* _WHAT NEEDS TO BE DONE_:
Determine which lines contain the word "apache", then copy those lines.

* _EXTRACTED DATA_:

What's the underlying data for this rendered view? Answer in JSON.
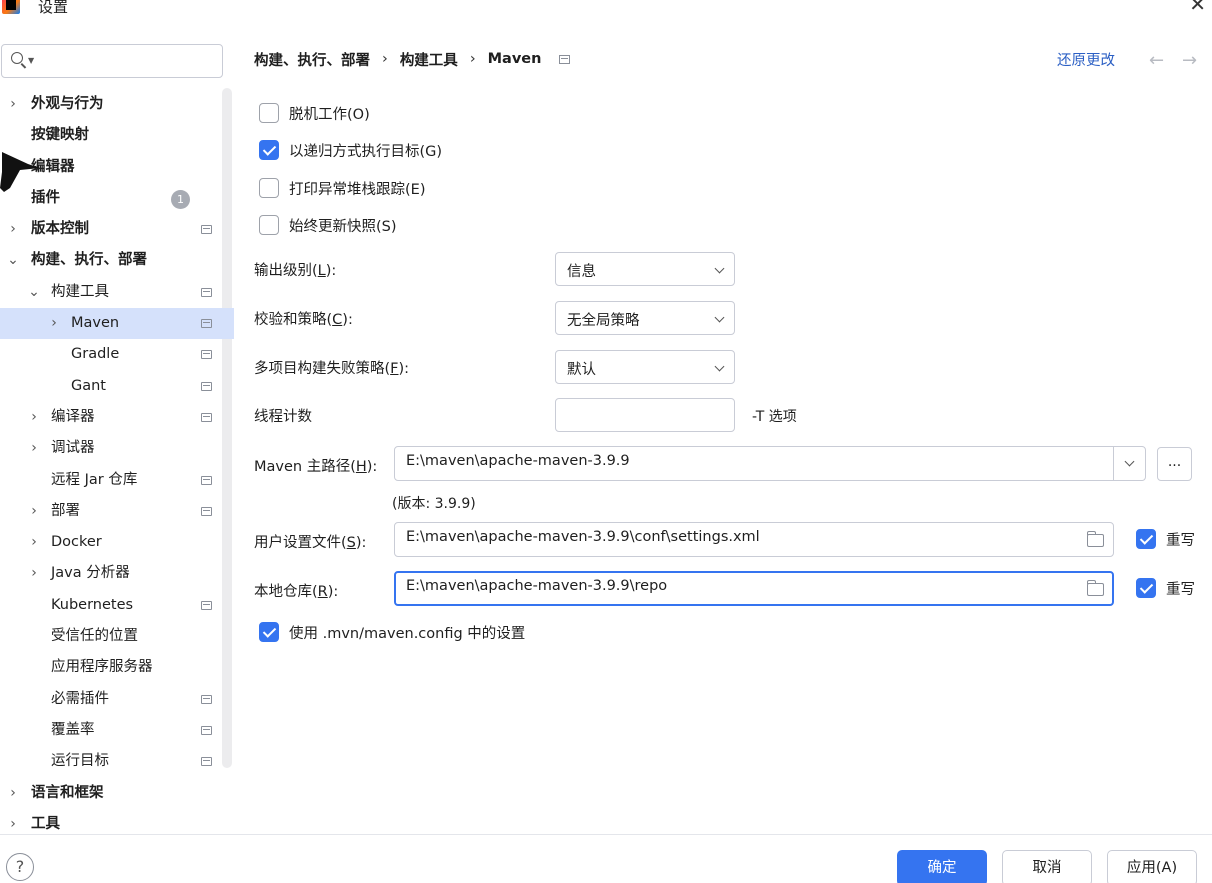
{
  "window": {
    "title": "设置"
  },
  "search": {
    "placeholder": ""
  },
  "sidebar": {
    "badge_count": "1",
    "items": [
      {
        "label": "外观与行为"
      },
      {
        "label": "按键映射"
      },
      {
        "label": "编辑器"
      },
      {
        "label": "插件"
      },
      {
        "label": "版本控制"
      },
      {
        "label": "构建、执行、部署"
      },
      {
        "label": "构建工具"
      },
      {
        "label": "Maven"
      },
      {
        "label": "Gradle"
      },
      {
        "label": "Gant"
      },
      {
        "label": "编译器"
      },
      {
        "label": "调试器"
      },
      {
        "label": "远程 Jar 仓库"
      },
      {
        "label": "部署"
      },
      {
        "label": "Docker"
      },
      {
        "label": "Java 分析器"
      },
      {
        "label": "Kubernetes"
      },
      {
        "label": "受信任的位置"
      },
      {
        "label": "应用程序服务器"
      },
      {
        "label": "必需插件"
      },
      {
        "label": "覆盖率"
      },
      {
        "label": "运行目标"
      },
      {
        "label": "语言和框架"
      },
      {
        "label": "工具"
      }
    ]
  },
  "header": {
    "breadcrumb": [
      "构建、执行、部署",
      "构建工具",
      "Maven"
    ],
    "reset_label": "还原更改",
    "back_glyph": "←",
    "forward_glyph": "→"
  },
  "options": {
    "offline": {
      "label": "脱机工作(O)",
      "checked": false
    },
    "recursive": {
      "label": "以递归方式执行目标(G)",
      "checked": true
    },
    "print_stack": {
      "label": "打印异常堆栈跟踪(E)",
      "checked": false
    },
    "always_update": {
      "label": "始终更新快照(S)",
      "checked": false
    }
  },
  "fields": {
    "output_level": {
      "label_pre": "输出级别(",
      "mnemonic": "L",
      "label_post": "):",
      "value": "信息"
    },
    "checksum": {
      "label_pre": "校验和策略(",
      "mnemonic": "C",
      "label_post": "):",
      "value": "无全局策略"
    },
    "multiproject": {
      "label_pre": "多项目构建失败策略(",
      "mnemonic": "F",
      "label_post": "):",
      "value": "默认"
    },
    "threads": {
      "label": "线程计数",
      "value": "",
      "suffix": "-T 选项"
    },
    "maven_home": {
      "label_pre": "Maven 主路径(",
      "mnemonic": "H",
      "label_post": "):",
      "value": "E:\\maven\\apache-maven-3.9.9",
      "version_note": "(版本: 3.9.9)",
      "browse_label": "..."
    },
    "user_settings": {
      "label_pre": "用户设置文件(",
      "mnemonic": "S",
      "label_post": "):",
      "value": "E:\\maven\\apache-maven-3.9.9\\conf\\settings.xml",
      "override_label": "重写",
      "override_checked": true
    },
    "local_repo": {
      "label_pre": "本地仓库(",
      "mnemonic": "R",
      "label_post": "):",
      "value": "E:\\maven\\apache-maven-3.9.9\\repo",
      "override_label": "重写",
      "override_checked": true
    },
    "use_mvn_config": {
      "label": "使用 .mvn/maven.config 中的设置",
      "checked": true
    }
  },
  "footer": {
    "help_glyph": "?",
    "ok_label": "确定",
    "cancel_label": "取消",
    "apply_label": "应用(A)"
  },
  "colors": {
    "accent": "#3574f0",
    "selection": "#d5e1fb",
    "link": "#2b5fc4"
  }
}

* _ANSWER IN FULL_:
      "value": "E:\\maven\\apache-maven-3.9.9",
      "value": "E:\\maven\\apache-maven-3.9.9\\conf\\settings.xml",
      "value": "E:\\maven\\apache-maven-3.9.9\\repo",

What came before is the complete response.